_What you will do:_
1. In the Unifilters documentation, what class must the object passed as the required current context argument belong to?
2. Using the Unifilters documentation, decide whether each statement agrees with it. Answer yes or no and quote the deciding words. (a) The parse method stores parsed information into the PARSED_CNDS element of the object. (b) Function names given to is_aggregate are case-sensitive. (c) aggregate_type is a method.
3. From the Unifilters documentation, repeat everything from "Method checks each" down to "or linktype names.".

_Selected passage:_
========

This package method creates new Communiware::Unifilters object. The only required argument is current context, an object of Communiware::Context class. Optional argument sets filter source text. The text can be set later with text method. See prepare_unifilter for hints describing, see MEMBERS OF FILTER OBJECT for describing of object members.

text

 $oldtext = $f->text();
 $oldtext = $f->text($newtext);

Method gets current filter source text. Optional argument sets new filter source.

errlev

 $f->errlev(2);
 $f->parse;

Method sets level of parse errors details when subsequent parse method is called.

  1. On fail parse returns undef, none of error messages are available.

  2. (default)
  3. On fail parse method dies, only first and last of error message stack are kept in $@. As a rule we are not interested of other messages.

  4. The same as 1, but all the error messages stack are kept in $@.

parse

 eval {$f->parse()};
 eval {$f->parse($sourcetext)};

Method parses previously stored or explicitly given filter source text and stores parsed information. Method dies if sorce text is sintax-incorrect. Error message is kept in $@ (see errlev).

Method stores parsed information into PARSED_CNDS element of object.

check_itemattrs_and_links

Method checks each item attribute and linktype name in all parsed filter conditions. These objects must exist in Communiware tables. In other words: all of them must be real attribute or linktype names.

attrs_to_extract

 $f->attrs_to_extract(@fields)

Method takes @fields argument, as it passed to prerare_filter, parses it and stores information about needed attributes and thier sort order in EXTRACT_ATTRS.

is_aggregate

 is_aggregate($name)

Returns true if given name denotes known aggregate function and undef if not. Function names are case-insensitive

check_aggrop

 $f->check_aggrop($aggrop, $attr);

Returns true if this aggregate function is applicable for $attr attribute.

aggrop_type

 $f->aggrop_type($aggrop, $attr)

Returns data type of aggregate function $aggrop applicated to attribute $attr.

aggregate_type

 aggregate_type($aggrop, $type, $fragment)

This function (not a method!) returns data type of $aggrop applicated to attribute of $type. $type can be undef (for example for 'count' aggregate function). Function raises compile error if it cannot detremine needed data type and third argument (Communiware::Template::Fragment) is given.

rewrite_qualified_query

Transforms qualified attribute parameter and query specification, which looks like linkop function, for example

        <-- max(PUBLISHED)

into pair (unifilter,fieldspec), which could be directly passed to prepare_unifilter

rewrite_cnds

 $f->rewrite_cnds();

Method takes parsed conditions (see parse) and rewrites them to data with (almost) the same structure, but some different content. Rewritting changes ['ctxattr', 'ATTRNAME'] values to ['placeholder', '?'] and push 'ATTRNAME' to USED_CTXATTRS if attribute ATTRNAME is defined. Otherwise the condition with such attribute are eliminated.

========

_Data records:_
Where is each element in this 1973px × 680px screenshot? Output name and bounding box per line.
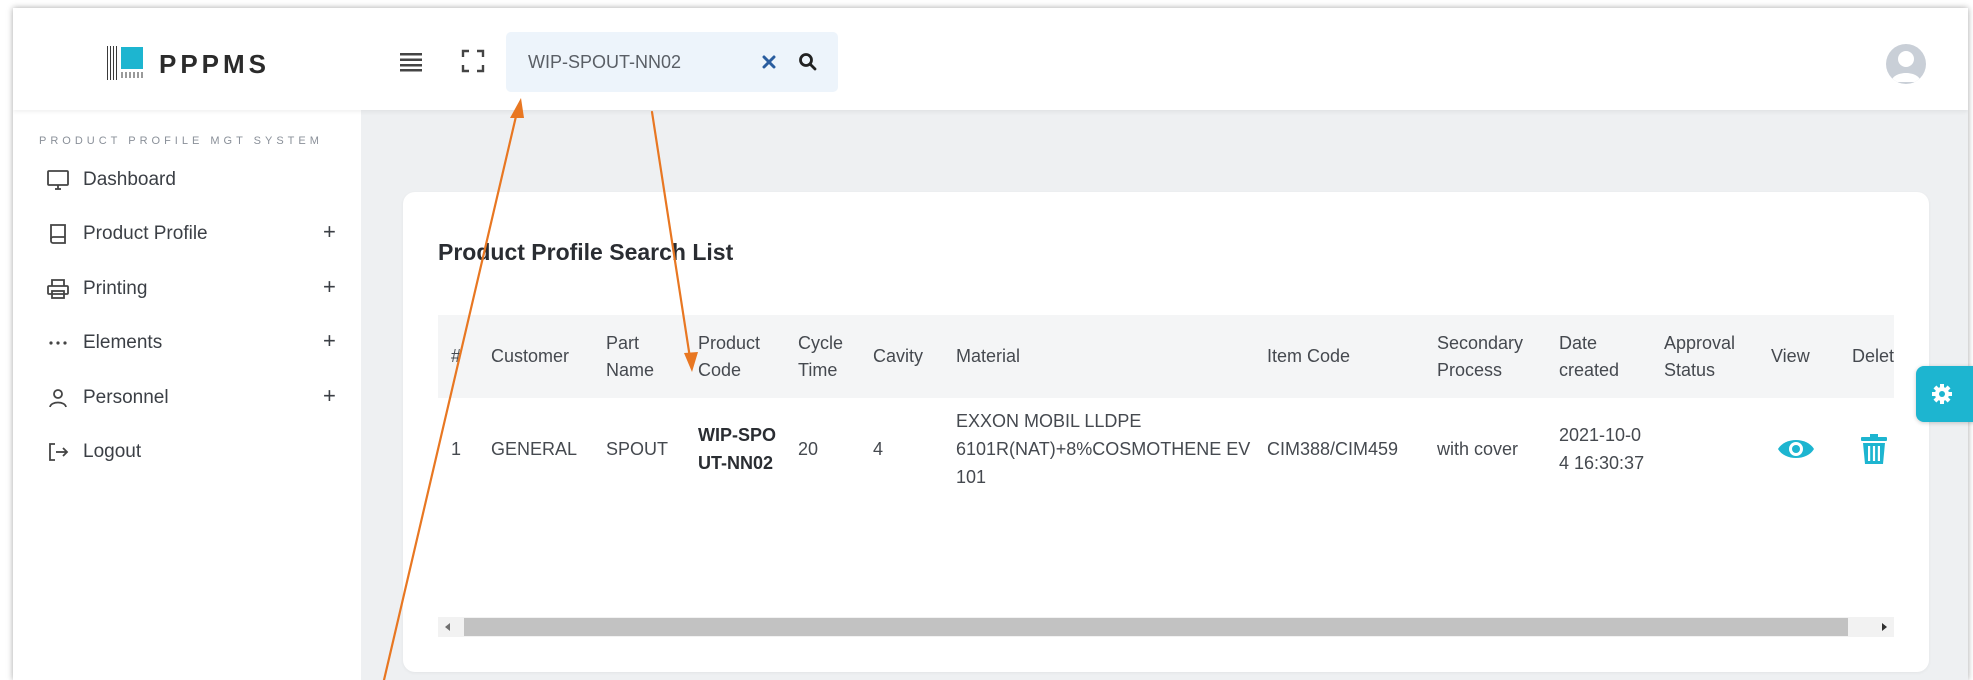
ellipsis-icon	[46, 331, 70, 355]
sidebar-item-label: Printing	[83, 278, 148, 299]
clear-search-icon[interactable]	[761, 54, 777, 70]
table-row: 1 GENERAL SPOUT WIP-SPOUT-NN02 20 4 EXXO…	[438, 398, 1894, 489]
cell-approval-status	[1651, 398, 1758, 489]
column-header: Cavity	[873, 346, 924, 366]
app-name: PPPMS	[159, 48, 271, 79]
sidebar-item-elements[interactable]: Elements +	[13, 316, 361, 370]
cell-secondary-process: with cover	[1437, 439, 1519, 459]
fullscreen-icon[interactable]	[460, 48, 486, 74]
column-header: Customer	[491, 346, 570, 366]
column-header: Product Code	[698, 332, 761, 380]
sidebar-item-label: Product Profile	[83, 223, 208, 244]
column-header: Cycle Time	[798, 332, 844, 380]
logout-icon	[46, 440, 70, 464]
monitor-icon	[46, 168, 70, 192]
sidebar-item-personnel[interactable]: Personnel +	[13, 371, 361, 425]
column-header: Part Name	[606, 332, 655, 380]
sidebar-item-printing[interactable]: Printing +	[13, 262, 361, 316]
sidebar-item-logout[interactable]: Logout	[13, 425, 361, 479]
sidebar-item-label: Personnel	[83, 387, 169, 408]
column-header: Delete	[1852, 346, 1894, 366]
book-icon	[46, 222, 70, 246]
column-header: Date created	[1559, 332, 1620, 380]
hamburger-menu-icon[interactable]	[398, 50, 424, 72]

========

_Outputs by task:_
1. Communiware::Context

2.
(a) Yes: "Method stores parsed information into PARSED_CNDS element of object."
(b) No: "Function names are case-insensitive"
(c) No: "This function (not a method!)"

3.
Method checks each item attribute and linktype name in all parsed filter conditions. These objects must exist in Communiware tables. In other words: all of them must be real attribute or linktype names.